### Your instructions:
Omit the pictures, then reproduce every remaining record exactly.

[A block of data]
◆ ◆ ◆ ◆ ◆
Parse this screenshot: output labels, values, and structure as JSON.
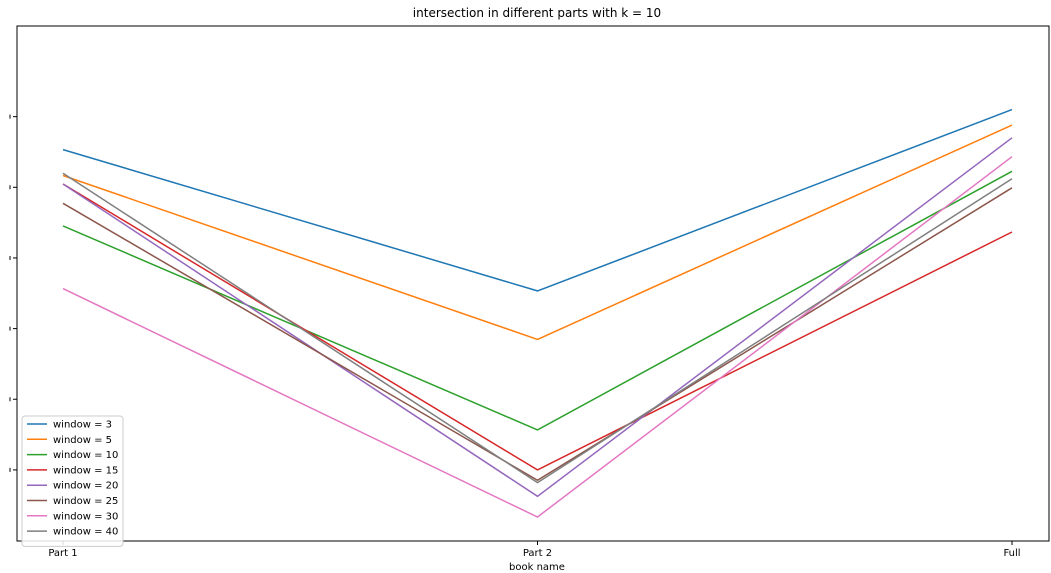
{
  "chart_data": {
    "type": "line",
    "title": "intersection in different parts with k = 10",
    "xlabel": "book name",
    "ylabel": "",
    "categories": [
      "Part 1",
      "Part 2",
      "Full"
    ],
    "ylim": [
      0,
      100
    ],
    "yticks": [
      10,
      25,
      40,
      55,
      70,
      85
    ],
    "grid": false,
    "legend_position": "lower-left",
    "series": [
      {
        "name": "window = 3",
        "color": "#1f77b4",
        "values": [
          78.0,
          48.0,
          86.5
        ]
      },
      {
        "name": "window = 5",
        "color": "#ff7f0e",
        "values": [
          72.5,
          37.7,
          83.2
        ]
      },
      {
        "name": "window = 10",
        "color": "#2ca02c",
        "values": [
          61.8,
          18.5,
          73.4
        ]
      },
      {
        "name": "window = 15",
        "color": "#d62728",
        "values": [
          70.7,
          10.0,
          60.5
        ]
      },
      {
        "name": "window = 20",
        "color": "#9467bd",
        "values": [
          70.7,
          4.4,
          80.5
        ]
      },
      {
        "name": "window = 25",
        "color": "#8c564b",
        "values": [
          66.6,
          7.8,
          69.9
        ]
      },
      {
        "name": "window = 30",
        "color": "#e377c2",
        "values": [
          48.5,
          0.0,
          76.5
        ]
      },
      {
        "name": "window = 40",
        "color": "#7f7f7f",
        "values": [
          73.0,
          7.3,
          71.8
        ]
      }
    ]
  }
}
◆ ◆ ◆ ◆ ◆
### Correct output:
Parse this screenshot: output labels, values, and structure as JSON.
{
  "chart_data": {
    "type": "line",
    "title": "intersection in different parts with k = 10",
    "xlabel": "book name",
    "ylabel": "",
    "categories": [
      "Part 1",
      "Part 2",
      "Full"
    ],
    "ylim": [
      0,
      100
    ],
    "yticks": [
      10,
      25,
      40,
      55,
      70,
      85
    ],
    "grid": false,
    "legend_position": "lower-left",
    "series": [
      {
        "name": "window = 3",
        "color": "#1f77b4",
        "values": [
          78.0,
          48.0,
          86.5
        ]
      },
      {
        "name": "window = 5",
        "color": "#ff7f0e",
        "values": [
          72.5,
          37.7,
          83.2
        ]
      },
      {
        "name": "window = 10",
        "color": "#2ca02c",
        "values": [
          61.8,
          18.5,
          73.4
        ]
      },
      {
        "name": "window = 15",
        "color": "#d62728",
        "values": [
          70.7,
          10.0,
          60.5
        ]
      },
      {
        "name": "window = 20",
        "color": "#9467bd",
        "values": [
          70.7,
          4.4,
          80.5
        ]
      },
      {
        "name": "window = 25",
        "color": "#8c564b",
        "values": [
          66.6,
          7.8,
          69.9
        ]
      },
      {
        "name": "window = 30",
        "color": "#e377c2",
        "values": [
          48.5,
          0.0,
          76.5
        ]
      },
      {
        "name": "window = 40",
        "color": "#7f7f7f",
        "values": [
          73.0,
          7.3,
          71.8
        ]
      }
    ]
  }
}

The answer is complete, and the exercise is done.